EXCERPT TO READ:

•••

# Autoencoder Using CNN

## Preparations
### Load libraries

In [None]:
import numpy as np 
import pandas as pd
import pickle

import matplotlib.pyplot as plt 
import seaborn as sns
%matplotlib inline

from sklearn.model_selection import train_test_split

In [None]:
from tensorflow.keras.models import Sequential
from tensorflow.keras.layers import Dense, Activation, Dropout
from tensorflow.keras.layers import Conv2D, Flatten, Input, MaxPool2D
from tensorflow.keras.optimizers import Adam, RMSprop
from tensorflow.keras.utils import to_categorical, plot_model
from tensorflow.keras.callbacks import EarlyStopping, TensorBoard
from tensorflow.keras import regularizers

In [None]:
import tensorflow as tf
tf.random.set_seed(123)
np.random.seed(123)

In [None]:
# Using 10 epochs will make this notebook run rather quickly.
# If you have time and are willing to wait a bit longer for better results, increase this value to e.g., 50.
nEpochs = 10

### Prepare data

In [None]:
# Load data:
mnist = tf.keras.datasets.mnist
(train_val_images, train_val_labels), (test_images, test_labels) = mnist.load_data()

# Scale image data:
train_val_images = train_val_images / 255.0
test_images = test_images / 255.0

# Split into training / validation
train_images, val_images, train_labels, val_labels = train_test_split(train_val_images, train_val_labels,
                                                                      test_size=0.20, random_state=42)

•••

DIRECTIONS:
1. Reproduce the part of the autoencoder notebook starting with "### Prepare data" and going on through "test_size=0.20, random_state=42)".
2. In the autoencoder notebook, what value is the number of training epochs set to?
3. Write what comes next in the autoencoder notebook, picking up after its last line.

RECORD SET:
•••

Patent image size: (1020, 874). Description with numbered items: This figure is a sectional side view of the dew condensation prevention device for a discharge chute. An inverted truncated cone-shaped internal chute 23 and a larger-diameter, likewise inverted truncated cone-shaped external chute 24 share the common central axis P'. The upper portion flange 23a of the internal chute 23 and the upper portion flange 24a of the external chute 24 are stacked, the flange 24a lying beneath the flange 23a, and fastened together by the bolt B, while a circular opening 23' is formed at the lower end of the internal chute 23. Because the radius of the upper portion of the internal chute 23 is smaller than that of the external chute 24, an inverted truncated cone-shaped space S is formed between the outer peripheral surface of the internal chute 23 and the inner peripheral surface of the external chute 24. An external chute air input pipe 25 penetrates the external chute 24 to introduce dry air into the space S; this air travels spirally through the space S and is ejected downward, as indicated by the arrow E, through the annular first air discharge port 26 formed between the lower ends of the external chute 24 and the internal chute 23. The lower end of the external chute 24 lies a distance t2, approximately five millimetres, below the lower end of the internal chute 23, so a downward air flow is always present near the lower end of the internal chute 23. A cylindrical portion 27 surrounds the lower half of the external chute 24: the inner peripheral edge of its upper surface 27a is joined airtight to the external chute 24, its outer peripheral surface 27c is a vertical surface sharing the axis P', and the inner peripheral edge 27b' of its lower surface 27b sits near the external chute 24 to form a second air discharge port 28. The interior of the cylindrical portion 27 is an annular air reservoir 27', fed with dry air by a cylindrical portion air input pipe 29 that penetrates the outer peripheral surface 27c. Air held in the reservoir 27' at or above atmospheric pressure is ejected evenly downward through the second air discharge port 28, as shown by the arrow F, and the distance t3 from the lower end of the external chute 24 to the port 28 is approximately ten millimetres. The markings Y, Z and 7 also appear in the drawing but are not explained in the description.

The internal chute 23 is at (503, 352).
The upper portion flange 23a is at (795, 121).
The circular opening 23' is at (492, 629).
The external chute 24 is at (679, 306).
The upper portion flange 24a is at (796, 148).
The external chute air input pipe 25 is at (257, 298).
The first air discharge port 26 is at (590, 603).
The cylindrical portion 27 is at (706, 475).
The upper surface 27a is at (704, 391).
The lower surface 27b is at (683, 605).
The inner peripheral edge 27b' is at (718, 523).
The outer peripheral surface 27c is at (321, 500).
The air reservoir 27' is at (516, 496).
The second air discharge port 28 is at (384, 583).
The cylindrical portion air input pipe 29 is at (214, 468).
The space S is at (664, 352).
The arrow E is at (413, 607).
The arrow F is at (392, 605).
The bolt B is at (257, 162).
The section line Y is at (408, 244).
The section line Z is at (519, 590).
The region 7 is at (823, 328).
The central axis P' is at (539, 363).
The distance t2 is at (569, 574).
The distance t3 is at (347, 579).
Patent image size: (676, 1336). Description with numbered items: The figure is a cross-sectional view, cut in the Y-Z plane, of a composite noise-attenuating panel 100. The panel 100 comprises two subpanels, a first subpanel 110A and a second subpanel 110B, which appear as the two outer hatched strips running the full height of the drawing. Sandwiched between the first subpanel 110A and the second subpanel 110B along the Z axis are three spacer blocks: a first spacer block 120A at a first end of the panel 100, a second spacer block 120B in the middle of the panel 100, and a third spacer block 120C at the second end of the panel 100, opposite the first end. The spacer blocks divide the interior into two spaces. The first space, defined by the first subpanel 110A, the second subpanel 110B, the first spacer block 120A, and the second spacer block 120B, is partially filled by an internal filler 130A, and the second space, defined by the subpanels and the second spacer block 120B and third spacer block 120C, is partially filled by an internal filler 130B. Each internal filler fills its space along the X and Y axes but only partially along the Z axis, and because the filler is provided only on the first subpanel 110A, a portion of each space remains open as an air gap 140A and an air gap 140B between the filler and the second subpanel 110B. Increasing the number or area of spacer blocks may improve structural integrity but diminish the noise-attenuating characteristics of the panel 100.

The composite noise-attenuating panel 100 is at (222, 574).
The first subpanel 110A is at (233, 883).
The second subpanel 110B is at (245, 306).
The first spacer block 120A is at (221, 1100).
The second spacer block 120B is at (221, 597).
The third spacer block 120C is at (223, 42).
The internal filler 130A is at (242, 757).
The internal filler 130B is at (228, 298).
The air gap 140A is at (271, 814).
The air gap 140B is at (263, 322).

•••

EXPECTED OUTPUTS:
1.
### Prepare data

In [None]:
# Load data:
mnist = tf.keras.datasets.mnist
(train_val_images, train_val_labels), (test_images, test_labels) = mnist.load_data()

# Scale image data:
train_val_images = train_val_images / 255.0
test_images = test_images / 255.0

# Split into training / validation
train_images, val_images, train_labels, val_labels = train_test_split(train_val_images, train_val_labels,
                                                                      test_size=0.20, random_state=42)

2. The number of epochs, nEpochs, is set to 10.

3.
In [None]:
train_val_label_df = pd.DataFrame(train_val_labels)
train_val_label_df.columns = ['label']
train_val_label_df['label'].value_counts()

In [None]:
val_label_df = pd.DataFrame(val_labels)
val_label_df.columns = ['label']
val_label_df['label'].value_counts(sort=False, ascending=True)

## The autoencoder
Every autoencoder consists of two parts: an encoder and a decoder.

* The **encoder** receives the original data (in our case, the black and white images) as input and generates a lower-dimensional code from it.
* The **decoder** receives the code and decodes it into original data (e.g. the images) in the same format as the encoder's inputs.

### Model definition

The two parts put together form the autoencoder:

**Comments on activation functions:**

***Why ReLU?***

* Simplicity and Efficiency: ReLU (Rectified Linear Unit) is computationally efficient because it involves simple thresholding at zero. This makes it faster to compute compared to other activation functions.
* Sparse Activation: ReLU promotes sparsity in the network by setting negative values to zero, which can help in learning more robust features.
* Gradient Propagation: ReLU helps mitigate the vanishing gradient problem, allowing gradients to propagate more effectively during backpropagation.

***Sigmoid*** at the end to get an output between 0 and 1.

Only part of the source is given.